Repeat the material exactly, every line of it.

Figure record listings:
----------
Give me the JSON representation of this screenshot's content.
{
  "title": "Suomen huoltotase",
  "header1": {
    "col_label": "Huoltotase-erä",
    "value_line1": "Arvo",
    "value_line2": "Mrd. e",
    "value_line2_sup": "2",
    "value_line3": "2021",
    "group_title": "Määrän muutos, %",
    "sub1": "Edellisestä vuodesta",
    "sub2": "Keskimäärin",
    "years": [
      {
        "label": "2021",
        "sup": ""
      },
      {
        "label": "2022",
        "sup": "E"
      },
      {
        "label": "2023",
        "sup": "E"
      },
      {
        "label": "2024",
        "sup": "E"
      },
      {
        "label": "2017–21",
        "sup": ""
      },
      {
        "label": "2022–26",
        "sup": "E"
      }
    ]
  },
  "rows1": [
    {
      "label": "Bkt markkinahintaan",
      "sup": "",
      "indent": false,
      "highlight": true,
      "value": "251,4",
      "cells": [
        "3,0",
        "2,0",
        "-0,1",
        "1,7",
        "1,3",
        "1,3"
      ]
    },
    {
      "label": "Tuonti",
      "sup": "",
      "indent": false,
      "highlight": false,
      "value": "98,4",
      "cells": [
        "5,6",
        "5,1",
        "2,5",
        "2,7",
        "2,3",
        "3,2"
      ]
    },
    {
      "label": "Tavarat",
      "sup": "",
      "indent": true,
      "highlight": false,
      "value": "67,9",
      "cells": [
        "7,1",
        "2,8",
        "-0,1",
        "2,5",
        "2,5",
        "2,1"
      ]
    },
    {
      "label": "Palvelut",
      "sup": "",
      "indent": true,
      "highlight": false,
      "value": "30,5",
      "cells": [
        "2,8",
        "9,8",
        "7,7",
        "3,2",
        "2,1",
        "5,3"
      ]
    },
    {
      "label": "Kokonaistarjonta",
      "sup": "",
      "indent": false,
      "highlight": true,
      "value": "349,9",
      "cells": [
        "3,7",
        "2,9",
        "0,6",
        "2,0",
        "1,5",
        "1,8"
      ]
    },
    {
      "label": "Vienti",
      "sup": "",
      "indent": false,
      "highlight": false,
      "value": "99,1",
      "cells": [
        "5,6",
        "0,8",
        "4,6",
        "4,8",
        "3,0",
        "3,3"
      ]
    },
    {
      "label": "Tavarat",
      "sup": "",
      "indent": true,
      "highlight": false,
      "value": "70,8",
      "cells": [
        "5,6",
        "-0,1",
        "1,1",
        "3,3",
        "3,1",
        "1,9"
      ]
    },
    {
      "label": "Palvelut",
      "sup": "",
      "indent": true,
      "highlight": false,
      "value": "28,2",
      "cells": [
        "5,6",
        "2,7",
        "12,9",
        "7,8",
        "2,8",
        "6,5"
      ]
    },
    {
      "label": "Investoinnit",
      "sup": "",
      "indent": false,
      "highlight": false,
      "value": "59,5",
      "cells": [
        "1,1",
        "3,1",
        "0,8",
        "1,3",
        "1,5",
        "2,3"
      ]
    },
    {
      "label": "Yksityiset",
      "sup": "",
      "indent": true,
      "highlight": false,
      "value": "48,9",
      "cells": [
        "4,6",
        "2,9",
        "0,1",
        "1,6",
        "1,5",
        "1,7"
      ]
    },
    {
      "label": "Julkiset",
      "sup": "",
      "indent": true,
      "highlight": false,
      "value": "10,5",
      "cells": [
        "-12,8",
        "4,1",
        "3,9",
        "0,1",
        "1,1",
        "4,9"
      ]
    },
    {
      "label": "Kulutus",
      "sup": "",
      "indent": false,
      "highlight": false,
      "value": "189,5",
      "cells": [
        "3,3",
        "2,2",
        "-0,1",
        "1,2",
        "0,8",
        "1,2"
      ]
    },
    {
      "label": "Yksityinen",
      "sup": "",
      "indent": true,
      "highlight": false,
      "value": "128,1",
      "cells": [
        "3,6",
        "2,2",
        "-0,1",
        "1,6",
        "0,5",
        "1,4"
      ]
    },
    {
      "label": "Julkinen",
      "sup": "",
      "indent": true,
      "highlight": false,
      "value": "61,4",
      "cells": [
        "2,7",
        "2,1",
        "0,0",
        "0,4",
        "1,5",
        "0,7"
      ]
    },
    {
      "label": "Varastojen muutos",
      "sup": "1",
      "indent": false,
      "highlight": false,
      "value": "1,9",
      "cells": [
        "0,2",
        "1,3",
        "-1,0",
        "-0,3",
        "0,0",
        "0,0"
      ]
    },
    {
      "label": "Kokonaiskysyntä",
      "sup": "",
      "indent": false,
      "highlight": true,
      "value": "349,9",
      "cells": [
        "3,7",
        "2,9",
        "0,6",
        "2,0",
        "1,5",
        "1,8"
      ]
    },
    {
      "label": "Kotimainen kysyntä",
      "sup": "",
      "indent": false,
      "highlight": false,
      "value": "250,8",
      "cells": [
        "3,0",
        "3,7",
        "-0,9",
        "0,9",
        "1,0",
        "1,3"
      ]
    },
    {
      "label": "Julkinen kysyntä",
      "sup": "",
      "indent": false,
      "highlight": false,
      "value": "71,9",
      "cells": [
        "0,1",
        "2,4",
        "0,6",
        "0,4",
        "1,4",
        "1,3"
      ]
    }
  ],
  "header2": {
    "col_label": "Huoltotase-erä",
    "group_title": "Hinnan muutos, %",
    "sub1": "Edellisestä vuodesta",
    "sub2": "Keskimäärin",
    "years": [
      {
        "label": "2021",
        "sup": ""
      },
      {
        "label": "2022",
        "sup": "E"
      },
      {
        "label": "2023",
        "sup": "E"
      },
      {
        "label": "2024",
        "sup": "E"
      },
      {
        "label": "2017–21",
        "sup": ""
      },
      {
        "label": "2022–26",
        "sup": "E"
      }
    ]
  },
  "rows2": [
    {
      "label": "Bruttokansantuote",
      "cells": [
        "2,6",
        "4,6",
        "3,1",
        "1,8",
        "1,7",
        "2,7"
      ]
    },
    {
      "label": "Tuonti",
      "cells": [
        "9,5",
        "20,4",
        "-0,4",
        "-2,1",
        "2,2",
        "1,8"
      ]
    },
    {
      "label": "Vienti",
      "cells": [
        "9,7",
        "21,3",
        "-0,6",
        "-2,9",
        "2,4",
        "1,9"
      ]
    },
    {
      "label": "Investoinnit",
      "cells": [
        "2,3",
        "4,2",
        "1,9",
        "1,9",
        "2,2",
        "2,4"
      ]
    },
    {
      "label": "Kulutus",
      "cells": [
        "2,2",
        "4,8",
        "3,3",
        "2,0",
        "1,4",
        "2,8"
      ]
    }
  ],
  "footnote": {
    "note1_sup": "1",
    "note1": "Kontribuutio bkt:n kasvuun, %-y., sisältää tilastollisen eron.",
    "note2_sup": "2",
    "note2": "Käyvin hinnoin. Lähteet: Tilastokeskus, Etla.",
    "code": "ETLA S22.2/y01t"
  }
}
----------
### Answer in full
Give me the JSON representation of this screenshot's content.
{
  "title": "Suomen huoltotase",
  "header1": {
    "col_label": "Huoltotase-erä",
    "value_line1": "Arvo",
    "value_line2": "Mrd. e",
    "value_line2_sup": "2",
    "value_line3": "2021",
    "group_title": "Määrän muutos, %",
    "sub1": "Edellisestä vuodesta",
    "sub2": "Keskimäärin",
    "years": [
      {
        "label": "2021",
        "sup": ""
      },
      {
        "label": "2022",
        "sup": "E"
      },
      {
        "label": "2023",
        "sup": "E"
      },
      {
        "label": "2024",
        "sup": "E"
      },
      {
        "label": "2017–21",
        "sup": ""
      },
      {
        "label": "2022–26",
        "sup": "E"
      }
    ]
  },
  "rows1": [
    {
      "label": "Bkt markkinahintaan",
      "sup": "",
      "indent": false,
      "highlight": true,
      "value": "251,4",
      "cells": [
        "3,0",
        "2,0",
        "-0,1",
        "1,7",
        "1,3",
        "1,3"
      ]
    },
    {
      "label": "Tuonti",
      "sup": "",
      "indent": false,
      "highlight": false,
      "value": "98,4",
      "cells": [
        "5,6",
        "5,1",
        "2,5",
        "2,7",
        "2,3",
        "3,2"
      ]
    },
    {
      "label": "Tavarat",
      "sup": "",
      "indent": true,
      "highlight": false,
      "value": "67,9",
      "cells": [
        "7,1",
        "2,8",
        "-0,1",
        "2,5",
        "2,5",
        "2,1"
      ]
    },
    {
      "label": "Palvelut",
      "sup": "",
      "indent": true,
      "highlight": false,
      "value": "30,5",
      "cells": [
        "2,8",
        "9,8",
        "7,7",
        "3,2",
        "2,1",
        "5,3"
      ]
    },
    {
      "label": "Kokonaistarjonta",
      "sup": "",
      "indent": false,
      "highlight": true,
      "value": "349,9",
      "cells": [
        "3,7",
        "2,9",
        "0,6",
        "2,0",
        "1,5",
        "1,8"
      ]
    },
    {
      "label": "Vienti",
      "sup": "",
      "indent": false,
      "highlight": false,
      "value": "99,1",
      "cells": [
        "5,6",
        "0,8",
        "4,6",
        "4,8",
        "3,0",
        "3,3"
      ]
    },
    {
      "label": "Tavarat",
      "sup": "",
      "indent": true,
      "highlight": false,
      "value": "70,8",
      "cells": [
        "5,6",
        "-0,1",
        "1,1",
        "3,3",
        "3,1",
        "1,9"
      ]
    },
    {
      "label": "Palvelut",
      "sup": "",
      "indent": true,
      "highlight": false,
      "value": "28,2",
      "cells": [
        "5,6",
        "2,7",
        "12,9",
        "7,8",
        "2,8",
        "6,5"
      ]
    },
    {
      "label": "Investoinnit",
      "sup": "",
      "indent": false,
      "highlight": false,
      "value": "59,5",
      "cells": [
        "1,1",
        "3,1",
        "0,8",
        "1,3",
        "1,5",
        "2,3"
      ]
    },
    {
      "label": "Yksityiset",
      "sup": "",
      "indent": true,
      "highlight": false,
      "value": "48,9",
      "cells": [
        "4,6",
        "2,9",
        "0,1",
        "1,6",
        "1,5",
        "1,7"
      ]
    },
    {
      "label": "Julkiset",
      "sup": "",
      "indent": true,
      "highlight": false,
      "value": "10,5",
      "cells": [
        "-12,8",
        "4,1",
        "3,9",
        "0,1",
        "1,1",
        "4,9"
      ]
    },
    {
      "label": "Kulutus",
      "sup": "",
      "indent": false,
      "highlight": false,
      "value": "189,5",
      "cells": [
        "3,3",
        "2,2",
        "-0,1",
        "1,2",
        "0,8",
        "1,2"
      ]
    },
    {
      "label": "Yksityinen",
      "sup": "",
      "indent": true,
      "highlight": false,
      "value": "128,1",
      "cells": [
        "3,6",
        "2,2",
        "-0,1",
        "1,6",
        "0,5",
        "1,4"
      ]
    },
    {
      "label": "Julkinen",
      "sup": "",
      "indent": true,
      "highlight": false,
      "value": "61,4",
      "cells": [
        "2,7",
        "2,1",
        "0,0",
        "0,4",
        "1,5",
        "0,7"
      ]
    },
    {
      "label": "Varastojen muutos",
      "sup": "1",
      "indent": false,
      "highlight": false,
      "value": "1,9",
      "cells": [
        "0,2",
        "1,3",
        "-1,0",
        "-0,3",
        "0,0",
        "0,0"
      ]
    },
    {
      "label": "Kokonaiskysyntä",
      "sup": "",
      "indent": false,
      "highlight": true,
      "value": "349,9",
      "cells": [
        "3,7",
        "2,9",
        "0,6",
        "2,0",
        "1,5",
        "1,8"
      ]
    },
    {
      "label": "Kotimainen kysyntä",
      "sup": "",
      "indent": false,
      "highlight": false,
      "value": "250,8",
      "cells": [
        "3,0",
        "3,7",
        "-0,9",
        "0,9",
        "1,0",
        "1,3"
      ]
    },
    {
      "label": "Julkinen kysyntä",
      "sup": "",
      "indent": false,
      "highlight": false,
      "value": "71,9",
      "cells": [
        "0,1",
        "2,4",
        "0,6",
        "0,4",
        "1,4",
        "1,3"
      ]
    }
  ],
  "header2": {
    "col_label": "Huoltotase-erä",
    "group_title": "Hinnan muutos, %",
    "sub1": "Edellisestä vuodesta",
    "sub2": "Keskimäärin",
    "years": [
      {
        "label": "2021",
        "sup": ""
      },
      {
        "label": "2022",
        "sup": "E"
      },
      {
        "label": "2023",
        "sup": "E"
      },
      {
        "label": "2024",
        "sup": "E"
      },
      {
        "label": "2017–21",
        "sup": ""
      },
      {
        "label": "2022–26",
        "sup": "E"
      }
    ]
  },
  "rows2": [
    {
      "label": "Bruttokansantuote",
      "cells": [
        "2,6",
        "4,6",
        "3,1",
        "1,8",
        "1,7",
        "2,7"
      ]
    },
    {
      "label": "Tuonti",
      "cells": [
        "9,5",
        "20,4",
        "-0,4",
        "-2,1",
        "2,2",
        "1,8"
      ]
    },
    {
      "label": "Vienti",
      "cells": [
        "9,7",
        "21,3",
        "-0,6",
        "-2,9",
        "2,4",
        "1,9"
      ]
    },
    {
      "label": "Investoinnit",
      "cells": [
        "2,3",
        "4,2",
        "1,9",
        "1,9",
        "2,2",
        "2,4"
      ]
    },
    {
      "label": "Kulutus",
      "cells": [
        "2,2",
        "4,8",
        "3,3",
        "2,0",
        "1,4",
        "2,8"
      ]
    }
  ],
  "footnote": {
    "note1_sup": "1",
    "note1": "Kontribuutio bkt:n kasvuun, %-y., sisältää tilastollisen eron.",
    "note2_sup": "2",
    "note2": "Käyvin hinnoin. Lähteet: Tilastokeskus, Etla.",
    "code": "ETLA S22.2/y01t"
  }
}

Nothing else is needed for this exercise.